* **PROBLEM STATEMENT**: Write out the whole listing, matching it exactly.

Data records
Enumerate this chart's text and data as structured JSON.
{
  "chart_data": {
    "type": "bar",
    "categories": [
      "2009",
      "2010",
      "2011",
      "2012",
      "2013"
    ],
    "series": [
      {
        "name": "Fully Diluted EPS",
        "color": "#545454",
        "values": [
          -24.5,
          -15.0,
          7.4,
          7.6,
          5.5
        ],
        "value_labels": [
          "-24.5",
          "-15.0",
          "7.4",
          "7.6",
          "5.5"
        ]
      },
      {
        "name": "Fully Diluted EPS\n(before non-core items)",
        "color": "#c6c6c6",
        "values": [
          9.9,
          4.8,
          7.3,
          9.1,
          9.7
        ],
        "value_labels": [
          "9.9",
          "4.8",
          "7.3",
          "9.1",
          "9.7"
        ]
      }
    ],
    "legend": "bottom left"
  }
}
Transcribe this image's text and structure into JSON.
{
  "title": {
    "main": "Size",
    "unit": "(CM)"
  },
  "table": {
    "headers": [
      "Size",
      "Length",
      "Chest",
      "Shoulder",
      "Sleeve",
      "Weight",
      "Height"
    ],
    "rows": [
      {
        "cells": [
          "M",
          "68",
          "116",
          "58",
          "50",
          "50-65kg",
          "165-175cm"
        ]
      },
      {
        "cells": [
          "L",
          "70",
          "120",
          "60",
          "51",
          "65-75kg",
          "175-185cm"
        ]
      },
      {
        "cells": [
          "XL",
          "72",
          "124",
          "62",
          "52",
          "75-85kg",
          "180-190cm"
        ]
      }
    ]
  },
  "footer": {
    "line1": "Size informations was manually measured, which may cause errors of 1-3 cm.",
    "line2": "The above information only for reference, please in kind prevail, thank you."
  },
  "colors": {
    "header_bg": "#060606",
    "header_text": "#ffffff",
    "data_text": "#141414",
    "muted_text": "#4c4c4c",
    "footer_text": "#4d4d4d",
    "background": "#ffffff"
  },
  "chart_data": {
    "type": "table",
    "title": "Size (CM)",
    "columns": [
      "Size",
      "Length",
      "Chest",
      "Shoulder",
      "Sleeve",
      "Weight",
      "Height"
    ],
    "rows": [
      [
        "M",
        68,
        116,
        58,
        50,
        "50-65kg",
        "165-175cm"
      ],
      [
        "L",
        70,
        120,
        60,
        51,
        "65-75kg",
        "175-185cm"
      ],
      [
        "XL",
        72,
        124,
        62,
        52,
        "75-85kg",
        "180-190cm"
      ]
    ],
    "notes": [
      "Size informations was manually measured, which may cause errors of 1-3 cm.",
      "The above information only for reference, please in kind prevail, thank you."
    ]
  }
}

* **REPLY**:
Enumerate this chart's text and data as structured JSON.
{
  "chart_data": {
    "type": "bar",
    "categories": [
      "2009",
      "2010",
      "2011",
      "2012",
      "2013"
    ],
    "series": [
      {
        "name": "Fully Diluted EPS",
        "color": "#545454",
        "values": [
          -24.5,
          -15.0,
          7.4,
          7.6,
          5.5
        ],
        "value_labels": [
          "-24.5",
          "-15.0",
          "7.4",
          "7.6",
          "5.5"
        ]
      },
      {
        "name": "Fully Diluted EPS\n(before non-core items)",
        "color": "#c6c6c6",
        "values": [
          9.9,
          4.8,
          7.3,
          9.1,
          9.7
        ],
        "value_labels": [
          "9.9",
          "4.8",
          "7.3",
          "9.1",
          "9.7"
        ]
      }
    ],
    "legend": "bottom left"
  }
}
Transcribe this image's text and structure into JSON.
{
  "title": {
    "main": "Size",
    "unit": "(CM)"
  },
  "table": {
    "headers": [
      "Size",
      "Length",
      "Chest",
      "Shoulder",
      "Sleeve",
      "Weight",
      "Height"
    ],
    "rows": [
      {
        "cells": [
          "M",
          "68",
          "116",
          "58",
          "50",
          "50-65kg",
          "165-175cm"
        ]
      },
      {
        "cells": [
          "L",
          "70",
          "120",
          "60",
          "51",
          "65-75kg",
          "175-185cm"
        ]
      },
      {
        "cells": [
          "XL",
          "72",
          "124",
          "62",
          "52",
          "75-85kg",
          "180-190cm"
        ]
      }
    ]
  },
  "footer": {
    "line1": "Size informations was manually measured, which may cause errors of 1-3 cm.",
    "line2": "The above information only for reference, please in kind prevail, thank you."
  },
  "colors": {
    "header_bg": "#060606",
    "header_text": "#ffffff",
    "data_text": "#141414",
    "muted_text": "#4c4c4c",
    "footer_text": "#4d4d4d",
    "background": "#ffffff"
  },
  "chart_data": {
    "type": "table",
    "title": "Size (CM)",
    "columns": [
      "Size",
      "Length",
      "Chest",
      "Shoulder",
      "Sleeve",
      "Weight",
      "Height"
    ],
    "rows": [
      [
        "M",
        68,
        116,
        58,
        50,
        "50-65kg",
        "165-175cm"
      ],
      [
        "L",
        70,
        120,
        60,
        51,
        "65-75kg",
        "175-185cm"
      ],
      [
        "XL",
        72,
        124,
        62,
        52,
        "75-85kg",
        "180-190cm"
      ]
    ],
    "notes": [
      "Size informations was manually measured, which may cause errors of 1-3 cm.",
      "The above information only for reference, please in kind prevail, thank you."
    ]
  }
}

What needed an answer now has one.